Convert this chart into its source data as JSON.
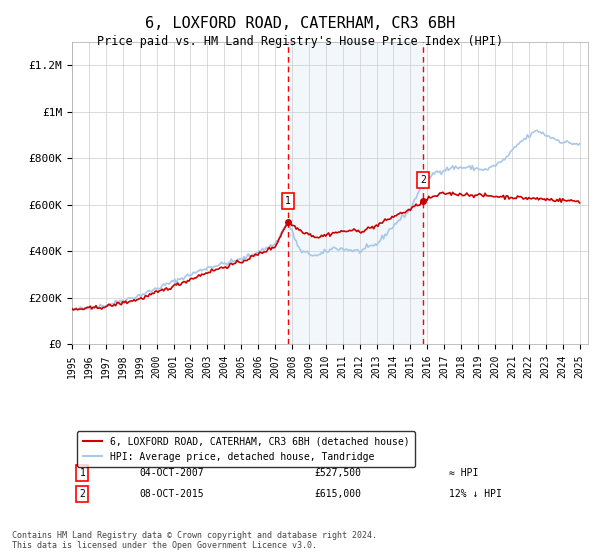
{
  "title": "6, LOXFORD ROAD, CATERHAM, CR3 6BH",
  "subtitle": "Price paid vs. HM Land Registry's House Price Index (HPI)",
  "ylabel_ticks": [
    "£0",
    "£200K",
    "£400K",
    "£600K",
    "£800K",
    "£1M",
    "£1.2M"
  ],
  "ytick_values": [
    0,
    200000,
    400000,
    600000,
    800000,
    1000000,
    1200000
  ],
  "ylim": [
    0,
    1300000
  ],
  "xlim_start": 1995.0,
  "xlim_end": 2025.5,
  "transaction1": {
    "date": "04-OCT-2007",
    "price": 527500,
    "label": "1",
    "x": 2007.75,
    "note": "≈ HPI"
  },
  "transaction2": {
    "date": "08-OCT-2015",
    "price": 615000,
    "label": "2",
    "x": 2015.75,
    "note": "12% ↓ HPI"
  },
  "hpi_color": "#a8c8e8",
  "price_color": "#cc0000",
  "shade_color": "#ddeeff",
  "legend_price_label": "6, LOXFORD ROAD, CATERHAM, CR3 6BH (detached house)",
  "legend_hpi_label": "HPI: Average price, detached house, Tandridge",
  "footnote": "Contains HM Land Registry data © Crown copyright and database right 2024.\nThis data is licensed under the Open Government Licence v3.0.",
  "xtick_years": [
    1995,
    1996,
    1997,
    1998,
    1999,
    2000,
    2001,
    2002,
    2003,
    2004,
    2005,
    2006,
    2007,
    2008,
    2009,
    2010,
    2011,
    2012,
    2013,
    2014,
    2015,
    2016,
    2017,
    2018,
    2019,
    2020,
    2021,
    2022,
    2023,
    2024,
    2025
  ],
  "price_formatted1": "£527,500",
  "price_formatted2": "£615,000"
}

Problem to solve: Without the pictures, restate each entry exactly.

Right answer:
Convert this chart into its source data as JSON.
{
  "title": "6, LOXFORD ROAD, CATERHAM, CR3 6BH",
  "subtitle": "Price paid vs. HM Land Registry's House Price Index (HPI)",
  "ylabel_ticks": [
    "£0",
    "£200K",
    "£400K",
    "£600K",
    "£800K",
    "£1M",
    "£1.2M"
  ],
  "ytick_values": [
    0,
    200000,
    400000,
    600000,
    800000,
    1000000,
    1200000
  ],
  "ylim": [
    0,
    1300000
  ],
  "xlim_start": 1995.0,
  "xlim_end": 2025.5,
  "transaction1": {
    "date": "04-OCT-2007",
    "price": 527500,
    "label": "1",
    "x": 2007.75,
    "note": "≈ HPI"
  },
  "transaction2": {
    "date": "08-OCT-2015",
    "price": 615000,
    "label": "2",
    "x": 2015.75,
    "note": "12% ↓ HPI"
  },
  "hpi_color": "#a8c8e8",
  "price_color": "#cc0000",
  "shade_color": "#ddeeff",
  "legend_price_label": "6, LOXFORD ROAD, CATERHAM, CR3 6BH (detached house)",
  "legend_hpi_label": "HPI: Average price, detached house, Tandridge",
  "footnote": "Contains HM Land Registry data © Crown copyright and database right 2024.\nThis data is licensed under the Open Government Licence v3.0.",
  "xtick_years": [
    1995,
    1996,
    1997,
    1998,
    1999,
    2000,
    2001,
    2002,
    2003,
    2004,
    2005,
    2006,
    2007,
    2008,
    2009,
    2010,
    2011,
    2012,
    2013,
    2014,
    2015,
    2016,
    2017,
    2018,
    2019,
    2020,
    2021,
    2022,
    2023,
    2024,
    2025
  ],
  "price_formatted1": "£527,500",
  "price_formatted2": "£615,000"
}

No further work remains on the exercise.